Work to do: All of the data must be printed exactly; please include every line.

###

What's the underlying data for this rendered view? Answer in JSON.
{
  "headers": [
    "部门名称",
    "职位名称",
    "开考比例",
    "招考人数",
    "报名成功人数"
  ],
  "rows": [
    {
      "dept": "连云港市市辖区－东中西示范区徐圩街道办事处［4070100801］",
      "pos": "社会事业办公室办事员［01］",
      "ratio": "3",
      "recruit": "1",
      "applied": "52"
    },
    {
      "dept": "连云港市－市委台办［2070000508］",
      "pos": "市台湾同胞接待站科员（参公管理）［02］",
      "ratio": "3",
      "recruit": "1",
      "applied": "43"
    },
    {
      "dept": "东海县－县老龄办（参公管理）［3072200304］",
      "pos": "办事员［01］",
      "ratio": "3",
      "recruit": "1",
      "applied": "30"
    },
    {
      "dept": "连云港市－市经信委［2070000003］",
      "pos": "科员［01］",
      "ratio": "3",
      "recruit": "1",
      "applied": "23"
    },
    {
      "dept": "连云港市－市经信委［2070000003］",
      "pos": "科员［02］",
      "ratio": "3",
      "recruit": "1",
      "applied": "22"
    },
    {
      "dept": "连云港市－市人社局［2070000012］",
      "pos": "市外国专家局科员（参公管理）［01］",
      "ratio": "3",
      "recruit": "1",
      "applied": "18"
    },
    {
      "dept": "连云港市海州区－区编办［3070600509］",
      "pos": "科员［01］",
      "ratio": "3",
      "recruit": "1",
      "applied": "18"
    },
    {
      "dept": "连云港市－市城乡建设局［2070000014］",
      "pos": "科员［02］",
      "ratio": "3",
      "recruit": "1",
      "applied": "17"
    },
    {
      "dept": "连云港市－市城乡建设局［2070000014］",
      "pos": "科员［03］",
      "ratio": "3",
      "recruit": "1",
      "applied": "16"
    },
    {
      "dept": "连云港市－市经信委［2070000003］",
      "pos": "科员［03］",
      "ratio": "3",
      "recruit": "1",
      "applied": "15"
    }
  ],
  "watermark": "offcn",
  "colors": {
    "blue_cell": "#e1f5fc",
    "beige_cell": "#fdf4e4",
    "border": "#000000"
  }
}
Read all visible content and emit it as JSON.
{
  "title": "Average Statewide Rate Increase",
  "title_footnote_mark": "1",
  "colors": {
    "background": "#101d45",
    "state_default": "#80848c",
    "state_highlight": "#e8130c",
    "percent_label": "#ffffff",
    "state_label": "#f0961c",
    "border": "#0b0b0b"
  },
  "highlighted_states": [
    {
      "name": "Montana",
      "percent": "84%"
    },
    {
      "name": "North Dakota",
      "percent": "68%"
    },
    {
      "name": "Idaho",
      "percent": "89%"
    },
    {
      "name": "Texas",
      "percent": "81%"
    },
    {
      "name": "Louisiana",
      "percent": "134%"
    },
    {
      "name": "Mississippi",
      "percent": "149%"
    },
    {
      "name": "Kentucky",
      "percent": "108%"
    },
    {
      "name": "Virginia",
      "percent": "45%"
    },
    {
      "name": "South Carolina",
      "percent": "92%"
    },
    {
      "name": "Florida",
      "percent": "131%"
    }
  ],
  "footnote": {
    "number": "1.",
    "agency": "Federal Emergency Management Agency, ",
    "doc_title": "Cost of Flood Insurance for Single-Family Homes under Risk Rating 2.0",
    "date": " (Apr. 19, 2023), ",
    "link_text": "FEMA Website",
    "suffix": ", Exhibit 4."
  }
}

###

Completed exercise:
What's the underlying data for this rendered view? Answer in JSON.
{
  "headers": [
    "部门名称",
    "职位名称",
    "开考比例",
    "招考人数",
    "报名成功人数"
  ],
  "rows": [
    {
      "dept": "连云港市市辖区－东中西示范区徐圩街道办事处［4070100801］",
      "pos": "社会事业办公室办事员［01］",
      "ratio": "3",
      "recruit": "1",
      "applied": "52"
    },
    {
      "dept": "连云港市－市委台办［2070000508］",
      "pos": "市台湾同胞接待站科员（参公管理）［02］",
      "ratio": "3",
      "recruit": "1",
      "applied": "43"
    },
    {
      "dept": "东海县－县老龄办（参公管理）［3072200304］",
      "pos": "办事员［01］",
      "ratio": "3",
      "recruit": "1",
      "applied": "30"
    },
    {
      "dept": "连云港市－市经信委［2070000003］",
      "pos": "科员［01］",
      "ratio": "3",
      "recruit": "1",
      "applied": "23"
    },
    {
      "dept": "连云港市－市经信委［2070000003］",
      "pos": "科员［02］",
      "ratio": "3",
      "recruit": "1",
      "applied": "22"
    },
    {
      "dept": "连云港市－市人社局［2070000012］",
      "pos": "市外国专家局科员（参公管理）［01］",
      "ratio": "3",
      "recruit": "1",
      "applied": "18"
    },
    {
      "dept": "连云港市海州区－区编办［3070600509］",
      "pos": "科员［01］",
      "ratio": "3",
      "recruit": "1",
      "applied": "18"
    },
    {
      "dept": "连云港市－市城乡建设局［2070000014］",
      "pos": "科员［02］",
      "ratio": "3",
      "recruit": "1",
      "applied": "17"
    },
    {
      "dept": "连云港市－市城乡建设局［2070000014］",
      "pos": "科员［03］",
      "ratio": "3",
      "recruit": "1",
      "applied": "16"
    },
    {
      "dept": "连云港市－市经信委［2070000003］",
      "pos": "科员［03］",
      "ratio": "3",
      "recruit": "1",
      "applied": "15"
    }
  ],
  "watermark": "offcn",
  "colors": {
    "blue_cell": "#e1f5fc",
    "beige_cell": "#fdf4e4",
    "border": "#000000"
  }
}
Read all visible content and emit it as JSON.
{
  "title": "Average Statewide Rate Increase",
  "title_footnote_mark": "1",
  "colors": {
    "background": "#101d45",
    "state_default": "#80848c",
    "state_highlight": "#e8130c",
    "percent_label": "#ffffff",
    "state_label": "#f0961c",
    "border": "#0b0b0b"
  },
  "highlighted_states": [
    {
      "name": "Montana",
      "percent": "84%"
    },
    {
      "name": "North Dakota",
      "percent": "68%"
    },
    {
      "name": "Idaho",
      "percent": "89%"
    },
    {
      "name": "Texas",
      "percent": "81%"
    },
    {
      "name": "Louisiana",
      "percent": "134%"
    },
    {
      "name": "Mississippi",
      "percent": "149%"
    },
    {
      "name": "Kentucky",
      "percent": "108%"
    },
    {
      "name": "Virginia",
      "percent": "45%"
    },
    {
      "name": "South Carolina",
      "percent": "92%"
    },
    {
      "name": "Florida",
      "percent": "131%"
    }
  ],
  "footnote": {
    "number": "1.",
    "agency": "Federal Emergency Management Agency, ",
    "doc_title": "Cost of Flood Insurance for Single-Family Homes under Risk Rating 2.0",
    "date": " (Apr. 19, 2023), ",
    "link_text": "FEMA Website",
    "suffix": ", Exhibit 4."
  }
}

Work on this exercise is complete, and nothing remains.